■ **EXERCISE INSTRUCTIONS**:
1. From the article on the surgical mask invention, list each specific piece of protective equipment that Fuller says staff had to put on before doing an endoscopy.
2. Carry the article on the surgical mask invention forward from its final sentence, adding a few paragraphs in the same voice.

■ **SOURCE PASSAGE**:

# # # #

An ear, nose, and throat doctor has invented a simple mask design that significantly improves safety during aerosol-generating procedures of the head and neck. The novel coronavirus plummeted the number of patients Dr. Scott Fuller was seeing per day to one, or maybe two, per day.
“I’d been sitting in my office quite a lot at that point in time because we just weren't able to do anything,” Fuller says. “We weren’t able to see patients unless they were emergent patients in our clinic, and if we were seeing patients and had to do an endoscopy, we had to get into N95, goggles, face shields, all kinds of PPE.”
Fuller specializes in head and neck cancer at the VA hospital in Sacramento. In late April, using scissors, he modified a surgical mask, installing a nasal tube and a transparent window for patients to wear. Now it allows him to see a higher number of patients, safely.
Tech Transfer Business Opportunity
Fuller is now working to patent the invention and quickly transfer it to an industry partner who can begin its commercialization and mass production. After building a handful of his own prototypes, Fuller is now working with the VA's Human Engineering Research Labs in Pittsburgh, which recently sent him a shipment of advanced prototypes. Federal law allows VA inventions to be licensed to businesses or entrepreneurs. Once licensed, an invention can be taken to market.
Fuller is working with the VA Tech Transfer Program to submit a patent application and identify companies that have the ability to produce the mask for widespread use.
As the VA national partnership intermediary, TechLink is supporting the VA’s outreach. Jonathan Baker, a senior technology manager at TechLink, has interviewed Dr. Fuller and is facilitating licensing conversations with companies.
“It’s a timely, useful invention with an existing market,” Baker says. “Its simplicity makes it manufacturable and marketable.”
Companies can now read Baker's summary of the technology and contact him directly.

# # # #

■ **DATA SECTION**:

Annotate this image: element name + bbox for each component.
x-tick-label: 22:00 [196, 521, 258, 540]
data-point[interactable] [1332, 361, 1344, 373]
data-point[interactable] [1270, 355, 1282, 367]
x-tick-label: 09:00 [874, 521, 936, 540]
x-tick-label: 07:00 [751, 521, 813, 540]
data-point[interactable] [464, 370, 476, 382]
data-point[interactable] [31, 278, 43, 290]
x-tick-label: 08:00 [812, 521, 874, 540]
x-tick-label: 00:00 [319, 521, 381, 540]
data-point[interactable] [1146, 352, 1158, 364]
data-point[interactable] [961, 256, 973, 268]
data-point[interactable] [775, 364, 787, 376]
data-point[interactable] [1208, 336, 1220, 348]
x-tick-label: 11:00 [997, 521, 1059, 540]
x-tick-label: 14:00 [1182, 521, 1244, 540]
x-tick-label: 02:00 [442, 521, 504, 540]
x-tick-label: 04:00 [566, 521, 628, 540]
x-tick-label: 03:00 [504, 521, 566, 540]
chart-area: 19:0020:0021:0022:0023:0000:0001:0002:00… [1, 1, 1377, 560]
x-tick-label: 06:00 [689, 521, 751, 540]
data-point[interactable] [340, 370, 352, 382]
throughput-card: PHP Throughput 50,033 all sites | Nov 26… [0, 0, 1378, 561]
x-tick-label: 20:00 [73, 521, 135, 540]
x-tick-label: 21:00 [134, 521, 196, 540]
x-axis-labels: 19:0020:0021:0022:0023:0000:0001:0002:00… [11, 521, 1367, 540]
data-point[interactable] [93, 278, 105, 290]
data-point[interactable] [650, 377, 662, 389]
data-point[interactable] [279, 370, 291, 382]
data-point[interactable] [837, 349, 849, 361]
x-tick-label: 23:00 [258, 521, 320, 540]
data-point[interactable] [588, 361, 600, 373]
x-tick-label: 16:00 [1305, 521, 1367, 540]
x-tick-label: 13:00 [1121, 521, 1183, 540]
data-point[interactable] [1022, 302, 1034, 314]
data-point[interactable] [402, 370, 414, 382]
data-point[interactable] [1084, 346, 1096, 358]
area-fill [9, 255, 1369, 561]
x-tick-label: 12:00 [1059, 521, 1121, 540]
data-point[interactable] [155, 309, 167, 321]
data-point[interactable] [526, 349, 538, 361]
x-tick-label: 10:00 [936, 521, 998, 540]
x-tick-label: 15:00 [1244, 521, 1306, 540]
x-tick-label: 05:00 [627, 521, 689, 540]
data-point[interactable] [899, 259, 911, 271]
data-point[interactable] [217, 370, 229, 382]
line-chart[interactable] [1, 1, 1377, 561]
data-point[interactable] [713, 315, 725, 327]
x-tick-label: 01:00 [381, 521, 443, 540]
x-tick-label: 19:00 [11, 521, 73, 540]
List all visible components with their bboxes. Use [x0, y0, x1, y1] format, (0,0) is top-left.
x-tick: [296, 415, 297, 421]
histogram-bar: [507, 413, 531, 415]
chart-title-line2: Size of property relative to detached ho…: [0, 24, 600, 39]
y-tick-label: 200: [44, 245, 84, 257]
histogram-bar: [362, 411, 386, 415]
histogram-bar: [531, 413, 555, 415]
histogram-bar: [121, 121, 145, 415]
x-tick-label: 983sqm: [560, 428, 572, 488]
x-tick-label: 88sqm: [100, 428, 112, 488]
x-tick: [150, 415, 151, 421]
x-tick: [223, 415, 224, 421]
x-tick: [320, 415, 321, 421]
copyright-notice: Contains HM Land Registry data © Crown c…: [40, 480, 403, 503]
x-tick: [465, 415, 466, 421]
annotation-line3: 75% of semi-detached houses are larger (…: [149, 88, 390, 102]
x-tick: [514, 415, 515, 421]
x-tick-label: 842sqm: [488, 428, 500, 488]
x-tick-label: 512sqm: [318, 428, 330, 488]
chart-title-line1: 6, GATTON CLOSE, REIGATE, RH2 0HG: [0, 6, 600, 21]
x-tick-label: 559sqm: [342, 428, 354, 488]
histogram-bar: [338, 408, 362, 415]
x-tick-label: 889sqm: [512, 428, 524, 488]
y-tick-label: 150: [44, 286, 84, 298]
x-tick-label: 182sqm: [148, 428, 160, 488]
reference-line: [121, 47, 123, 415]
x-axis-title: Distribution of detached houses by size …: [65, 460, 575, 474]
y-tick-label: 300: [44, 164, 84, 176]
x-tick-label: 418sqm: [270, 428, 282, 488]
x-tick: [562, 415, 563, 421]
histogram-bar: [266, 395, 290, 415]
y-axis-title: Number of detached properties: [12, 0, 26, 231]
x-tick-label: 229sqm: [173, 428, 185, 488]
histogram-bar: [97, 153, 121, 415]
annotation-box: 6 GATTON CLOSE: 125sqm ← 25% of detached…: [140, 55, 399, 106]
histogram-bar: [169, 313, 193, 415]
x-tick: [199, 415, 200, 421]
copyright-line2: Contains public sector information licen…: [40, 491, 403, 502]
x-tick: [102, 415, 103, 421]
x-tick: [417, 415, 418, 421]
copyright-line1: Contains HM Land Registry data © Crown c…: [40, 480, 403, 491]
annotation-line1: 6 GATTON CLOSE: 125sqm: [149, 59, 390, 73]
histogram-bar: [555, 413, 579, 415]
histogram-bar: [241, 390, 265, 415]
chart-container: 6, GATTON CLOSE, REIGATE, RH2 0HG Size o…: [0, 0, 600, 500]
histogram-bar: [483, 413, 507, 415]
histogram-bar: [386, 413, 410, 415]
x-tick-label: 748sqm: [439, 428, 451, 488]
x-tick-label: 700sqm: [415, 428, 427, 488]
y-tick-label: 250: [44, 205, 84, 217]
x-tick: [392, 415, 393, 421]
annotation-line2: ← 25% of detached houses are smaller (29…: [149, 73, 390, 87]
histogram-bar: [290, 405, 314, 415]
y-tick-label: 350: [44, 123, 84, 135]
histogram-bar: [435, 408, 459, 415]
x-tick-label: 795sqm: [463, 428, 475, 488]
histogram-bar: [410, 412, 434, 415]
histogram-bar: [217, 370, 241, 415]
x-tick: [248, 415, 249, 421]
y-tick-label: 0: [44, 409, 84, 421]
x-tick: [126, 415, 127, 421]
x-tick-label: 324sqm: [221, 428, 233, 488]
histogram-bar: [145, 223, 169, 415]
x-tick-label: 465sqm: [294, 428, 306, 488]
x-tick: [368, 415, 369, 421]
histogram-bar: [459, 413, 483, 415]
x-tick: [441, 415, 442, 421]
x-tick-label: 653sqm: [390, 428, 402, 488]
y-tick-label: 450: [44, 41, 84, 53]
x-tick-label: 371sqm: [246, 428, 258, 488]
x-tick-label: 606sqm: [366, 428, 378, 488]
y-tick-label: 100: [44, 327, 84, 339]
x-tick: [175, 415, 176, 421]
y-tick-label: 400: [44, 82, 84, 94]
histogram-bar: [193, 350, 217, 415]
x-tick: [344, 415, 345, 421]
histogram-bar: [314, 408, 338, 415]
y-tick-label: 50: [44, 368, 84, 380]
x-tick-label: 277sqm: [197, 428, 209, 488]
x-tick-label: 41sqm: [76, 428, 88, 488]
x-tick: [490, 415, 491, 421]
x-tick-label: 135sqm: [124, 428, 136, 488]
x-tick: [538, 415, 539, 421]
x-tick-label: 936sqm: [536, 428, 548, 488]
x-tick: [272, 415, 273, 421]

# # # #

■ **TASK RESPONSES**:
1. N95, goggles, face shields

2.
A Necessary Tool
Ear, nose, and throat doctors are, like others in the medical professions, at an increased risk of infection by the novel coronavirus, yet need to see patients who may or may not be carrying the coronavirus.
Viral particles can go airborne during endoscopic examinations, where a fiber-optic camera is inserted into the mouth or nose of a patient. That’s why Fuller added the transparent window, so doctors can see the patient's nose (or mouth) during the procedure.
After an endoscopy, to completely clean an examination room, it has to be left empty, for as long as three hours, while the ventilation system changes out the air.
Fuller’s new mask eliminates the downtime by blocking any droplets or aerosol particles from leaving the patient, who can put the mask on just as they would any other surgical mask before coming in.
The mask also allows health care providers to safely reduce their “PPE burn rate” for routine endoscopic examinations.
But most importantly it allows doctors to see and treat their patients.
“We have a lot of tools within our specialty that have been categorized as aerosol-generating,” Fuller says. “This problem spans outside of COVID-19 to influenza and other respiratory maladies. But specifically, with COVID-19, I saw a shutdown, essentially, of our clinic and our ability to evaluate our patients.”